◆ **The problem**
Output the entries word for word. Omit images.

◆ **Records supplied**
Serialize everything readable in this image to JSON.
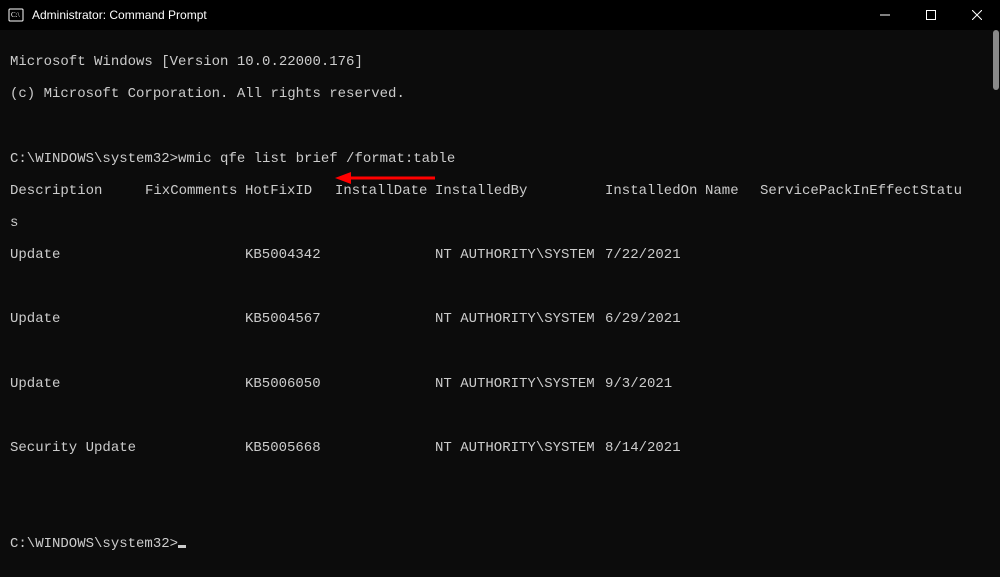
{
  "window": {
    "title": "Administrator: Command Prompt"
  },
  "banner": {
    "line1": "Microsoft Windows [Version 10.0.22000.176]",
    "line2": "(c) Microsoft Corporation. All rights reserved."
  },
  "prompt1": "C:\\WINDOWS\\system32>",
  "command": "wmic qfe list brief /format:table",
  "headers": {
    "description": "Description",
    "fixcomments": "FixComments",
    "hotfixid": "HotFixID",
    "installdate": "InstallDate",
    "installedby": "InstalledBy",
    "installedon": "InstalledOn",
    "name": "Name",
    "servicepack": "ServicePackInEffect",
    "status": "Statu",
    "status_wrap": "s"
  },
  "rows": [
    {
      "description": "Update",
      "hotfixid": "KB5004342",
      "installedby": "NT AUTHORITY\\SYSTEM",
      "installedon": "7/22/2021"
    },
    {
      "description": "Update",
      "hotfixid": "KB5004567",
      "installedby": "NT AUTHORITY\\SYSTEM",
      "installedon": "6/29/2021"
    },
    {
      "description": "Update",
      "hotfixid": "KB5006050",
      "installedby": "NT AUTHORITY\\SYSTEM",
      "installedon": "9/3/2021"
    },
    {
      "description": "Security Update",
      "hotfixid": "KB5005668",
      "installedby": "NT AUTHORITY\\SYSTEM",
      "installedon": "8/14/2021"
    }
  ],
  "prompt2": "C:\\WINDOWS\\system32>",
  "annotation": {
    "target_hotfix": "KB5004567",
    "arrow_color": "#ff0000"
  }
}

◆ **Response**
Serialize everything readable in this image to JSON.
{
  "window": {
    "title": "Administrator: Command Prompt"
  },
  "banner": {
    "line1": "Microsoft Windows [Version 10.0.22000.176]",
    "line2": "(c) Microsoft Corporation. All rights reserved."
  },
  "prompt1": "C:\\WINDOWS\\system32>",
  "command": "wmic qfe list brief /format:table",
  "headers": {
    "description": "Description",
    "fixcomments": "FixComments",
    "hotfixid": "HotFixID",
    "installdate": "InstallDate",
    "installedby": "InstalledBy",
    "installedon": "InstalledOn",
    "name": "Name",
    "servicepack": "ServicePackInEffect",
    "status": "Statu",
    "status_wrap": "s"
  },
  "rows": [
    {
      "description": "Update",
      "hotfixid": "KB5004342",
      "installedby": "NT AUTHORITY\\SYSTEM",
      "installedon": "7/22/2021"
    },
    {
      "description": "Update",
      "hotfixid": "KB5004567",
      "installedby": "NT AUTHORITY\\SYSTEM",
      "installedon": "6/29/2021"
    },
    {
      "description": "Update",
      "hotfixid": "KB5006050",
      "installedby": "NT AUTHORITY\\SYSTEM",
      "installedon": "9/3/2021"
    },
    {
      "description": "Security Update",
      "hotfixid": "KB5005668",
      "installedby": "NT AUTHORITY\\SYSTEM",
      "installedon": "8/14/2021"
    }
  ],
  "prompt2": "C:\\WINDOWS\\system32>",
  "annotation": {
    "target_hotfix": "KB5004567",
    "arrow_color": "#ff0000"
  }
}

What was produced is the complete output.